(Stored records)

— begin —

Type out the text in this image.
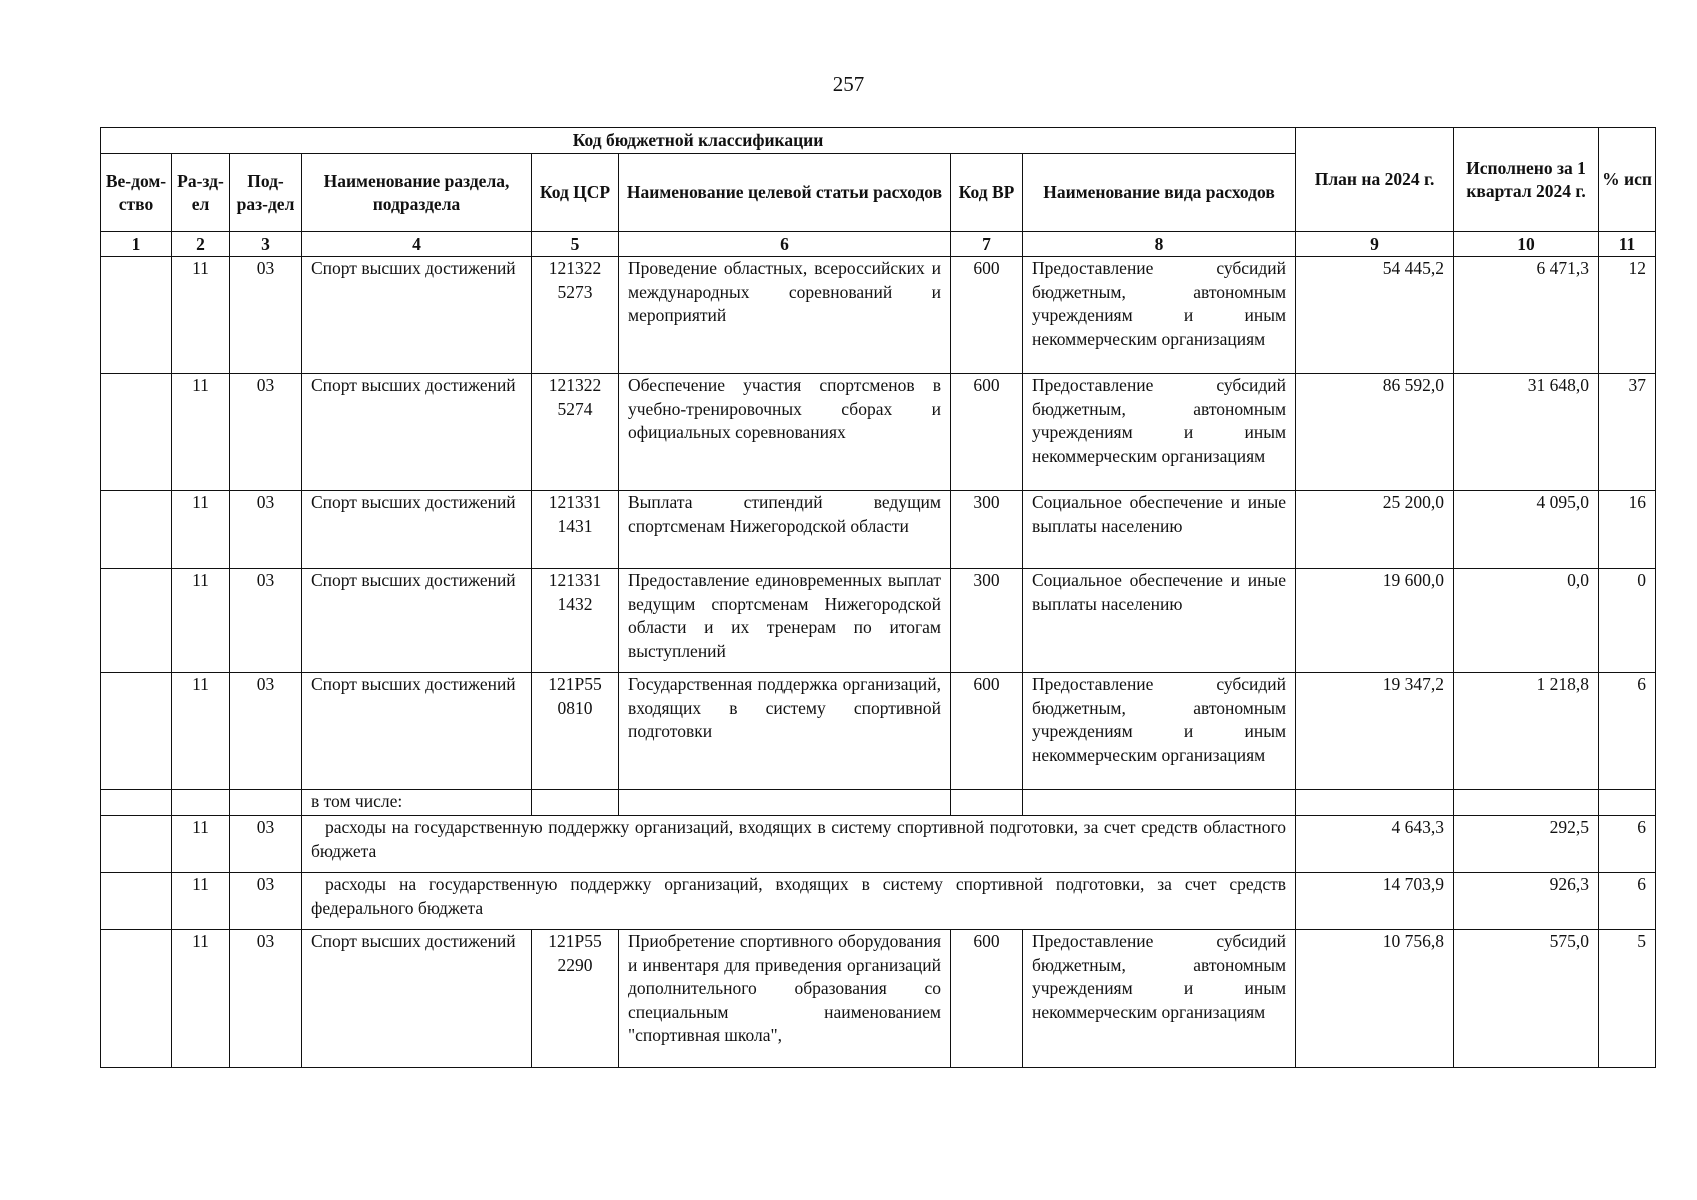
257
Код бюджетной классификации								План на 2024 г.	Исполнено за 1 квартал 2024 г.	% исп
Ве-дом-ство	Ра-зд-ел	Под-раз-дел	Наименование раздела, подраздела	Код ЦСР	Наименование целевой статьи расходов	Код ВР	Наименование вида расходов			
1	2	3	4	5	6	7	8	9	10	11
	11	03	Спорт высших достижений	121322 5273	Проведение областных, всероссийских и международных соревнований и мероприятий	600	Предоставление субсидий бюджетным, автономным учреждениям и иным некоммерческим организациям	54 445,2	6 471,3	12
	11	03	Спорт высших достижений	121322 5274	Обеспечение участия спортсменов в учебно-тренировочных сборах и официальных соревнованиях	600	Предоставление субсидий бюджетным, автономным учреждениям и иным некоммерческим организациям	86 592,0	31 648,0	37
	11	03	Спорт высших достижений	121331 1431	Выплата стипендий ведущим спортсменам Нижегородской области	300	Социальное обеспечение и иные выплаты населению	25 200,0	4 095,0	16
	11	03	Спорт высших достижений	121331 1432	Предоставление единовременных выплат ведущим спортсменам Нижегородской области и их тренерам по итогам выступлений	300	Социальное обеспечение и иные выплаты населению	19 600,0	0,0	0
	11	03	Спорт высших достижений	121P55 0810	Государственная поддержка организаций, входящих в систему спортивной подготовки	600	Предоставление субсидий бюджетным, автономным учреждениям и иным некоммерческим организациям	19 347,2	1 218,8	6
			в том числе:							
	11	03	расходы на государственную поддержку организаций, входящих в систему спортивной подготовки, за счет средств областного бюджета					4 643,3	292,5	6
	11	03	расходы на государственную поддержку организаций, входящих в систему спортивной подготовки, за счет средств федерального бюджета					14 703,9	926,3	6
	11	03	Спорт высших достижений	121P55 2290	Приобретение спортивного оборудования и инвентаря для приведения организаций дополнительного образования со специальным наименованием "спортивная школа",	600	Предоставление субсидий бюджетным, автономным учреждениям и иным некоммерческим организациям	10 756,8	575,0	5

— end —

Work required >> Write out every line of the entries that holds the word "иные".

Answer to the problem >>
	11	03	Спорт высших достижений	121331 1431	Выплата стипендий ведущим спортсменам Нижегородской области	300	Социальное обеспечение и иные выплаты населению	25 200,0	4 095,0	16
	11	03	Спорт высших достижений	121331 1432	Предоставление единовременных выплат ведущим спортсменам Нижегородской области и их тренерам по итогам выступлений	300	Социальное обеспечение и иные выплаты населению	19 600,0	0,0	0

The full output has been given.